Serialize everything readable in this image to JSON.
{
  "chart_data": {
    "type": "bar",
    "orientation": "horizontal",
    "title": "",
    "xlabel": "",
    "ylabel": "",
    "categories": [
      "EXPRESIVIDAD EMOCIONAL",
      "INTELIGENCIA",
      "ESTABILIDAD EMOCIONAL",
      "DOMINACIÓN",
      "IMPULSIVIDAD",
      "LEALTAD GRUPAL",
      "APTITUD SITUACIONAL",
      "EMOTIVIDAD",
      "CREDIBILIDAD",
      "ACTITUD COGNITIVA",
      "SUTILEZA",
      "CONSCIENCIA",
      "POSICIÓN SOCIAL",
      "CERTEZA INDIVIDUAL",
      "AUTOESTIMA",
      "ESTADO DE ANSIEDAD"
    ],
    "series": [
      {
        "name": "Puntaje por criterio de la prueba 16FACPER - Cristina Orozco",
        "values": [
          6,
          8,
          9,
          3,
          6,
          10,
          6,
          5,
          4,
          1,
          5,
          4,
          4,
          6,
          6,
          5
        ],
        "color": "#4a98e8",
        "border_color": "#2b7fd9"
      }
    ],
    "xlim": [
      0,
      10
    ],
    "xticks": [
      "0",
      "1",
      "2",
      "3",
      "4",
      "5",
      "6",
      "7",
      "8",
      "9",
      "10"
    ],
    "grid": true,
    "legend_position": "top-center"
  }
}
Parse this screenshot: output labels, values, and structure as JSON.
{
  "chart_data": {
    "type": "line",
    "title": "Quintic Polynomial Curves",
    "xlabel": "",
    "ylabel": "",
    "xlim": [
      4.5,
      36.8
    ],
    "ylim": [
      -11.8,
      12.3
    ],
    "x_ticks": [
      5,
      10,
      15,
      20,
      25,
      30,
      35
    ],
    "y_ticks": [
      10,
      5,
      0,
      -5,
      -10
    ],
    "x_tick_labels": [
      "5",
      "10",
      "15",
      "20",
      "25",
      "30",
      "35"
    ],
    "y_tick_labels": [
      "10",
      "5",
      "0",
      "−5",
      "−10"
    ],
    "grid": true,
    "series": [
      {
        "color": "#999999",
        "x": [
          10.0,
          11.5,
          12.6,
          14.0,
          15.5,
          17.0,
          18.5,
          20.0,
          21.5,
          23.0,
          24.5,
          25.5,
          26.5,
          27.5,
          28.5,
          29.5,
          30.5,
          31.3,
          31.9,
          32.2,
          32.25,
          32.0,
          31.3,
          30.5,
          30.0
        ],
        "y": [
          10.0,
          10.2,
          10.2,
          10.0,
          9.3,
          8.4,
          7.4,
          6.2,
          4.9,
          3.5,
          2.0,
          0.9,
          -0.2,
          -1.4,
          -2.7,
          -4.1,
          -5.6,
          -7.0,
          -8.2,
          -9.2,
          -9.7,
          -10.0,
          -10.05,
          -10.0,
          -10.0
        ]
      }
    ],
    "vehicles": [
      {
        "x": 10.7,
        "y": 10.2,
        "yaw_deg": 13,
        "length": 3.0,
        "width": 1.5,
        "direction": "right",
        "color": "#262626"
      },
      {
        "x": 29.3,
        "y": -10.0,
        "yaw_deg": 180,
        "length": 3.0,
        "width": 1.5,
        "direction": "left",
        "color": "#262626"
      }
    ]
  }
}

Exercise -
Copy whichever lines in the listing above contain the word "title".

Task output -
    "title": "",
    "title": "Quintic Polynomial Curves",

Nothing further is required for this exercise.